# [What the exercise asks]
Skip the pictures. Transcribe the rest of the data below without changing a word.

[Stored data entries]
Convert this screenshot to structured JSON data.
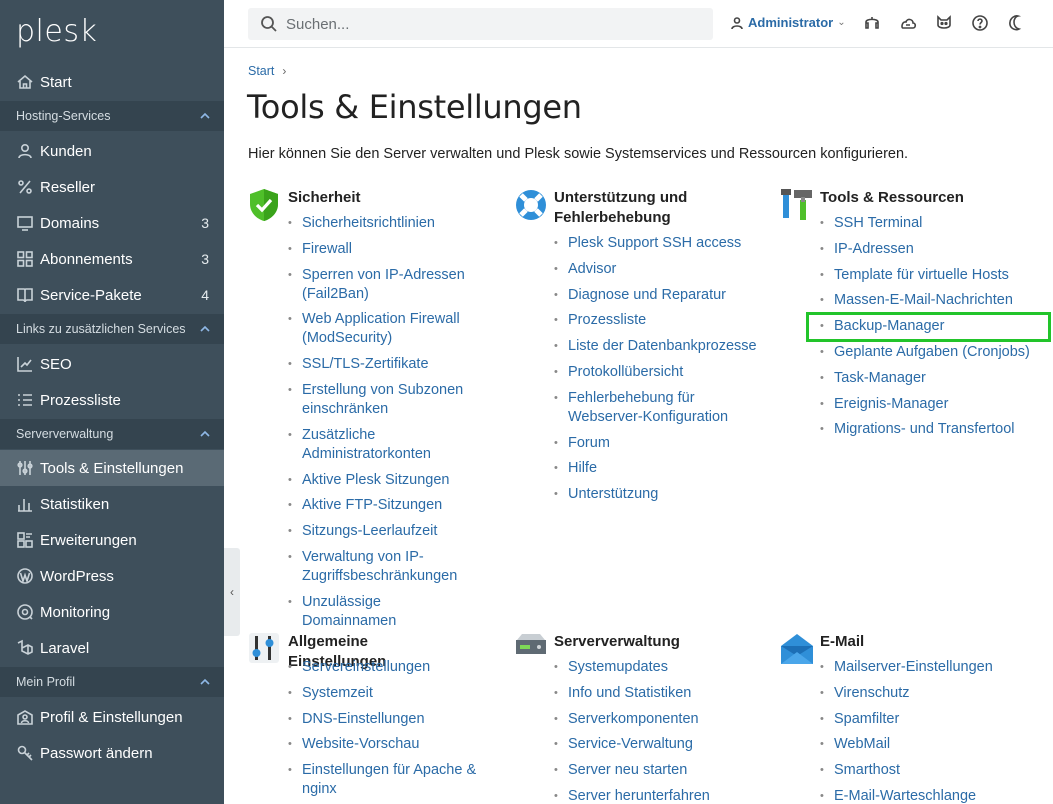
{
  "app": {
    "logo": "plesk"
  },
  "sidebar": {
    "top_item": {
      "label": "Start",
      "icon": "home-icon"
    },
    "sections": [
      {
        "label": "Hosting-Services",
        "items": [
          {
            "label": "Kunden",
            "icon": "user-icon",
            "count": ""
          },
          {
            "label": "Reseller",
            "icon": "percent-icon",
            "count": ""
          },
          {
            "label": "Domains",
            "icon": "monitor-icon",
            "count": "3"
          },
          {
            "label": "Abonnements",
            "icon": "grid-icon",
            "count": "3"
          },
          {
            "label": "Service-Pakete",
            "icon": "book-icon",
            "count": "4"
          }
        ]
      },
      {
        "label": "Links zu zusätzlichen Services",
        "items": [
          {
            "label": "SEO",
            "icon": "chart-up-icon",
            "count": ""
          },
          {
            "label": "Prozessliste",
            "icon": "list-icon",
            "count": ""
          }
        ]
      },
      {
        "label": "Serververwaltung",
        "items": [
          {
            "label": "Tools & Einstellungen",
            "icon": "sliders-icon",
            "count": "",
            "active": true
          },
          {
            "label": "Statistiken",
            "icon": "bar-chart-icon",
            "count": ""
          },
          {
            "label": "Erweiterungen",
            "icon": "puzzle-icon",
            "count": ""
          },
          {
            "label": "WordPress",
            "icon": "wordpress-icon",
            "count": ""
          },
          {
            "label": "Monitoring",
            "icon": "monitoring-icon",
            "count": ""
          },
          {
            "label": "Laravel",
            "icon": "laravel-icon",
            "count": ""
          }
        ]
      },
      {
        "label": "Mein Profil",
        "items": [
          {
            "label": "Profil & Einstellungen",
            "icon": "profile-icon",
            "count": ""
          },
          {
            "label": "Passwort ändern",
            "icon": "key-icon",
            "count": ""
          }
        ]
      }
    ]
  },
  "topbar": {
    "search_placeholder": "Suchen...",
    "user_label": "Administrator",
    "icons": [
      "headset-icon",
      "cloud-icon",
      "cat-icon",
      "help-icon",
      "moon-icon"
    ]
  },
  "breadcrumb": {
    "start": "Start"
  },
  "page": {
    "title": "Tools & Einstellungen",
    "intro": "Hier können Sie den Server verwalten und Plesk sowie Systemservices und Ressourcen konfigurieren."
  },
  "groups": {
    "sicherheit": {
      "title": "Sicherheit",
      "links": [
        "Sicherheitsrichtlinien",
        "Firewall",
        "Sperren von IP-Adressen (Fail2Ban)",
        "Web Application Firewall (ModSecurity)",
        "SSL/TLS-Zertifikate",
        "Erstellung von Subzonen einschränken",
        "Zusätzliche Administratorkonten",
        "Aktive Plesk Sitzungen",
        "Aktive FTP-Sitzungen",
        "Sitzungs-Leerlaufzeit",
        "Verwaltung von IP-Zugriffsbeschränkungen",
        "Unzulässige Domainnamen"
      ]
    },
    "unterstuetzung": {
      "title": "Unterstützung und Fehlerbehebung",
      "links": [
        "Plesk Support SSH access",
        "Advisor",
        "Diagnose und Reparatur",
        "Prozessliste",
        "Liste der Datenbankprozesse",
        "Protokollübersicht",
        "Fehlerbehebung für Webserver-Konfiguration",
        "Forum",
        "Hilfe",
        "Unterstützung"
      ]
    },
    "tools": {
      "title": "Tools & Ressourcen",
      "links": [
        "SSH Terminal",
        "IP-Adressen",
        "Template für virtuelle Hosts",
        "Massen-E-Mail-Nachrichten",
        "Backup-Manager",
        "Geplante Aufgaben (Cronjobs)",
        "Task-Manager",
        "Ereignis-Manager",
        "Migrations- und Transfertool"
      ]
    },
    "allgemein": {
      "title": "Allgemeine Einstellungen",
      "links": [
        "Servereinstellungen",
        "Systemzeit",
        "DNS-Einstellungen",
        "Website-Vorschau",
        "Einstellungen für Apache & nginx"
      ]
    },
    "serververwaltung": {
      "title": "Serververwaltung",
      "links": [
        "Systemupdates",
        "Info und Statistiken",
        "Serverkomponenten",
        "Service-Verwaltung",
        "Server neu starten",
        "Server herunterfahren"
      ]
    },
    "email": {
      "title": "E-Mail",
      "links": [
        "Mailserver-Einstellungen",
        "Virenschutz",
        "Spamfilter",
        "WebMail",
        "Smarthost",
        "E-Mail-Warteschlange"
      ]
    }
  }
}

# [Result for this exercise]
Convert this screenshot to structured JSON data.
{
  "app": {
    "logo": "plesk"
  },
  "sidebar": {
    "top_item": {
      "label": "Start",
      "icon": "home-icon"
    },
    "sections": [
      {
        "label": "Hosting-Services",
        "items": [
          {
            "label": "Kunden",
            "icon": "user-icon",
            "count": ""
          },
          {
            "label": "Reseller",
            "icon": "percent-icon",
            "count": ""
          },
          {
            "label": "Domains",
            "icon": "monitor-icon",
            "count": "3"
          },
          {
            "label": "Abonnements",
            "icon": "grid-icon",
            "count": "3"
          },
          {
            "label": "Service-Pakete",
            "icon": "book-icon",
            "count": "4"
          }
        ]
      },
      {
        "label": "Links zu zusätzlichen Services",
        "items": [
          {
            "label": "SEO",
            "icon": "chart-up-icon",
            "count": ""
          },
          {
            "label": "Prozessliste",
            "icon": "list-icon",
            "count": ""
          }
        ]
      },
      {
        "label": "Serververwaltung",
        "items": [
          {
            "label": "Tools & Einstellungen",
            "icon": "sliders-icon",
            "count": "",
            "active": true
          },
          {
            "label": "Statistiken",
            "icon": "bar-chart-icon",
            "count": ""
          },
          {
            "label": "Erweiterungen",
            "icon": "puzzle-icon",
            "count": ""
          },
          {
            "label": "WordPress",
            "icon": "wordpress-icon",
            "count": ""
          },
          {
            "label": "Monitoring",
            "icon": "monitoring-icon",
            "count": ""
          },
          {
            "label": "Laravel",
            "icon": "laravel-icon",
            "count": ""
          }
        ]
      },
      {
        "label": "Mein Profil",
        "items": [
          {
            "label": "Profil & Einstellungen",
            "icon": "profile-icon",
            "count": ""
          },
          {
            "label": "Passwort ändern",
            "icon": "key-icon",
            "count": ""
          }
        ]
      }
    ]
  },
  "topbar": {
    "search_placeholder": "Suchen...",
    "user_label": "Administrator",
    "icons": [
      "headset-icon",
      "cloud-icon",
      "cat-icon",
      "help-icon",
      "moon-icon"
    ]
  },
  "breadcrumb": {
    "start": "Start"
  },
  "page": {
    "title": "Tools & Einstellungen",
    "intro": "Hier können Sie den Server verwalten und Plesk sowie Systemservices und Ressourcen konfigurieren."
  },
  "groups": {
    "sicherheit": {
      "title": "Sicherheit",
      "links": [
        "Sicherheitsrichtlinien",
        "Firewall",
        "Sperren von IP-Adressen (Fail2Ban)",
        "Web Application Firewall (ModSecurity)",
        "SSL/TLS-Zertifikate",
        "Erstellung von Subzonen einschränken",
        "Zusätzliche Administratorkonten",
        "Aktive Plesk Sitzungen",
        "Aktive FTP-Sitzungen",
        "Sitzungs-Leerlaufzeit",
        "Verwaltung von IP-Zugriffsbeschränkungen",
        "Unzulässige Domainnamen"
      ]
    },
    "unterstuetzung": {
      "title": "Unterstützung und Fehlerbehebung",
      "links": [
        "Plesk Support SSH access",
        "Advisor",
        "Diagnose und Reparatur",
        "Prozessliste",
        "Liste der Datenbankprozesse",
        "Protokollübersicht",
        "Fehlerbehebung für Webserver-Konfiguration",
        "Forum",
        "Hilfe",
        "Unterstützung"
      ]
    },
    "tools": {
      "title": "Tools & Ressourcen",
      "links": [
        "SSH Terminal",
        "IP-Adressen",
        "Template für virtuelle Hosts",
        "Massen-E-Mail-Nachrichten",
        "Backup-Manager",
        "Geplante Aufgaben (Cronjobs)",
        "Task-Manager",
        "Ereignis-Manager",
        "Migrations- und Transfertool"
      ]
    },
    "allgemein": {
      "title": "Allgemeine Einstellungen",
      "links": [
        "Servereinstellungen",
        "Systemzeit",
        "DNS-Einstellungen",
        "Website-Vorschau",
        "Einstellungen für Apache & nginx"
      ]
    },
    "serververwaltung": {
      "title": "Serververwaltung",
      "links": [
        "Systemupdates",
        "Info und Statistiken",
        "Serverkomponenten",
        "Service-Verwaltung",
        "Server neu starten",
        "Server herunterfahren"
      ]
    },
    "email": {
      "title": "E-Mail",
      "links": [
        "Mailserver-Einstellungen",
        "Virenschutz",
        "Spamfilter",
        "WebMail",
        "Smarthost",
        "E-Mail-Warteschlange"
      ]
    }
  }
}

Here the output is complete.